§ **DATA TO USE**:
+ + +
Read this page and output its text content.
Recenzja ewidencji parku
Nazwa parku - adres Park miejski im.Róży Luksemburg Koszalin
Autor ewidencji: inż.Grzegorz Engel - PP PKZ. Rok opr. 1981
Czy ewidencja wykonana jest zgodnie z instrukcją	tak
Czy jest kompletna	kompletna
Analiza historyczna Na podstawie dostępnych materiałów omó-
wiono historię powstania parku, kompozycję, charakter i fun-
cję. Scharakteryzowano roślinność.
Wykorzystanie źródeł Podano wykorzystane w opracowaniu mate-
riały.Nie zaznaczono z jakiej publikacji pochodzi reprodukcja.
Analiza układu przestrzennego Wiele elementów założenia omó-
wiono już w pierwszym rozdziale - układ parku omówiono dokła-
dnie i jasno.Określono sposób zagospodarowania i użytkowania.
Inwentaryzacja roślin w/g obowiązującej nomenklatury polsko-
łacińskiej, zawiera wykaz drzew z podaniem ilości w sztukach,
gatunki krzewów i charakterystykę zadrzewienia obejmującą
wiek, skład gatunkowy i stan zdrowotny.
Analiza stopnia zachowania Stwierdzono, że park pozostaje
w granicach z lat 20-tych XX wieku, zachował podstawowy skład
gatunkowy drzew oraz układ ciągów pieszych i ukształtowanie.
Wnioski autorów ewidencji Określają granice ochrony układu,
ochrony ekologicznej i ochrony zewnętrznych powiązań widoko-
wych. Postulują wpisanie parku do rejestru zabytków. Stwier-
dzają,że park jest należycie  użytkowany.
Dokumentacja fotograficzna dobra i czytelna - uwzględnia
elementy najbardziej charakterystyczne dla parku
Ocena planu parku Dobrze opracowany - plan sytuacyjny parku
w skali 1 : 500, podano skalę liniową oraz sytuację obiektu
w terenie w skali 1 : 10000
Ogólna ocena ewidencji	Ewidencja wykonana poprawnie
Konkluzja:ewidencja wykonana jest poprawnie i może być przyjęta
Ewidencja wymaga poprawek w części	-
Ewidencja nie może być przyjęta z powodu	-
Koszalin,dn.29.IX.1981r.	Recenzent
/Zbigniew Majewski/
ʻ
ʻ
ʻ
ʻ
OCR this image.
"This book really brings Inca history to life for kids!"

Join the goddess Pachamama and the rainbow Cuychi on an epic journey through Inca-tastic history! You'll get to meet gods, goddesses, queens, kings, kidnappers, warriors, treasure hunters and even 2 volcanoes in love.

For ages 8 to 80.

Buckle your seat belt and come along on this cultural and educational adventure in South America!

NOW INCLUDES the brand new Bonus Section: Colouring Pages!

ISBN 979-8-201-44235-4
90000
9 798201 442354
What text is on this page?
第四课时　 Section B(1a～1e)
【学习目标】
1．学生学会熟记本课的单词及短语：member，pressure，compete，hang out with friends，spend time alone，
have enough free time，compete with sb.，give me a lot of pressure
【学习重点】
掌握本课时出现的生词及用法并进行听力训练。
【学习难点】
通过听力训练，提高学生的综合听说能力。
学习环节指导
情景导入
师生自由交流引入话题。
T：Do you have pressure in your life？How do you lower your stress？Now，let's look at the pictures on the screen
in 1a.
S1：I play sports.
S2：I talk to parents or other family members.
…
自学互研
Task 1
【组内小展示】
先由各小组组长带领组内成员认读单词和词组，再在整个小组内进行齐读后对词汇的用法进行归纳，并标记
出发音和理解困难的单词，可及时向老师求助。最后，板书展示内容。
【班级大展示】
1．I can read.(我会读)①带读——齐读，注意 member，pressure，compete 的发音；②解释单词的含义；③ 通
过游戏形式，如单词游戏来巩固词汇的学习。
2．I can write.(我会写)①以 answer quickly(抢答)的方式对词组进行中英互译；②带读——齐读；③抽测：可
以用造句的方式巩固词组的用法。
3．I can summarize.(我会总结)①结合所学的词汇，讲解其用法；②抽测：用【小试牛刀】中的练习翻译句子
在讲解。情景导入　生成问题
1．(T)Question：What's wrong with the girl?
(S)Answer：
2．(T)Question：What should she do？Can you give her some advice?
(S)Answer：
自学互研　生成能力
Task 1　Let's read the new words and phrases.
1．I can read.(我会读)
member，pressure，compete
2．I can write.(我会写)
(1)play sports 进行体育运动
+ + +
Quote all the records exactly, please, leaving none out.

§ **RESPONSE TO THIS EXERCISE**:
Read this page and output its text content.
Recenzja ewidencji parku
Nazwa parku - adres Park miejski im.Róży Luksemburg Koszalin
Autor ewidencji: inż.Grzegorz Engel - PP PKZ. Rok opr. 1981
Czy ewidencja wykonana jest zgodnie z instrukcją	tak
Czy jest kompletna	kompletna
Analiza historyczna Na podstawie dostępnych materiałów omó-
wiono historię powstania parku, kompozycję, charakter i fun-
cję. Scharakteryzowano roślinność.
Wykorzystanie źródeł Podano wykorzystane w opracowaniu mate-
riały.Nie zaznaczono z jakiej publikacji pochodzi reprodukcja.
Analiza układu przestrzennego Wiele elementów założenia omó-
wiono już w pierwszym rozdziale - układ parku omówiono dokła-
dnie i jasno.Określono sposób zagospodarowania i użytkowania.
Inwentaryzacja roślin w/g obowiązującej nomenklatury polsko-
łacińskiej, zawiera wykaz drzew z podaniem ilości w sztukach,
gatunki krzewów i charakterystykę zadrzewienia obejmującą
wiek, skład gatunkowy i stan zdrowotny.
Analiza stopnia zachowania Stwierdzono, że park pozostaje
w granicach z lat 20-tych XX wieku, zachował podstawowy skład
gatunkowy drzew oraz układ ciągów pieszych i ukształtowanie.
Wnioski autorów ewidencji Określają granice ochrony układu,
ochrony ekologicznej i ochrony zewnętrznych powiązań widoko-
wych. Postulują wpisanie parku do rejestru zabytków. Stwier-
dzają,że park jest należycie  użytkowany.
Dokumentacja fotograficzna dobra i czytelna - uwzględnia
elementy najbardziej charakterystyczne dla parku
Ocena planu parku Dobrze opracowany - plan sytuacyjny parku
w skali 1 : 500, podano skalę liniową oraz sytuację obiektu
w terenie w skali 1 : 10000
Ogólna ocena ewidencji	Ewidencja wykonana poprawnie
Konkluzja:ewidencja wykonana jest poprawnie i może być przyjęta
Ewidencja wymaga poprawek w części	-
Ewidencja nie może być przyjęta z powodu	-
Koszalin,dn.29.IX.1981r.	Recenzent
/Zbigniew Majewski/
ʻ
ʻ
ʻ
ʻ
OCR this image.
"This book really brings Inca history to life for kids!"

Join the goddess Pachamama and the rainbow Cuychi on an epic journey through Inca-tastic history! You'll get to meet gods, goddesses, queens, kings, kidnappers, warriors, treasure hunters and even 2 volcanoes in love.

For ages 8 to 80.

Buckle your seat belt and come along on this cultural and educational adventure in South America!

NOW INCLUDES the brand new Bonus Section: Colouring Pages!

ISBN 979-8-201-44235-4
90000
9 798201 442354
What text is on this page?
第四课时　 Section B(1a～1e)
【学习目标】
1．学生学会熟记本课的单词及短语：member，pressure，compete，hang out with friends，spend time alone，
have enough free time，compete with sb.，give me a lot of pressure
【学习重点】
掌握本课时出现的生词及用法并进行听力训练。
【学习难点】
通过听力训练，提高学生的综合听说能力。
学习环节指导
情景导入
师生自由交流引入话题。
T：Do you have pressure in your life？How do you lower your stress？Now，let's look at the pictures on the screen
in 1a.
S1：I play sports.
S2：I talk to parents or other family members.
…
自学互研
Task 1
【组内小展示】
先由各小组组长带领组内成员认读单词和词组，再在整个小组内进行齐读后对词汇的用法进行归纳，并标记
出发音和理解困难的单词，可及时向老师求助。最后，板书展示内容。
【班级大展示】
1．I can read.(我会读)①带读——齐读，注意 member，pressure，compete 的发音；②解释单词的含义；③ 通
过游戏形式，如单词游戏来巩固词汇的学习。
2．I can write.(我会写)①以 answer quickly(抢答)的方式对词组进行中英互译；②带读——齐读；③抽测：可
以用造句的方式巩固词组的用法。
3．I can summarize.(我会总结)①结合所学的词汇，讲解其用法；②抽测：用【小试牛刀】中的练习翻译句子
在讲解。情景导入　生成问题
1．(T)Question：What's wrong with the girl?
(S)Answer：
2．(T)Question：What should she do？Can you give her some advice?
(S)Answer：
自学互研　生成能力
Task 1　Let's read the new words and phrases.
1．I can read.(我会读)
member，pressure，compete
2．I can write.(我会写)
(1)play sports 进行体育运动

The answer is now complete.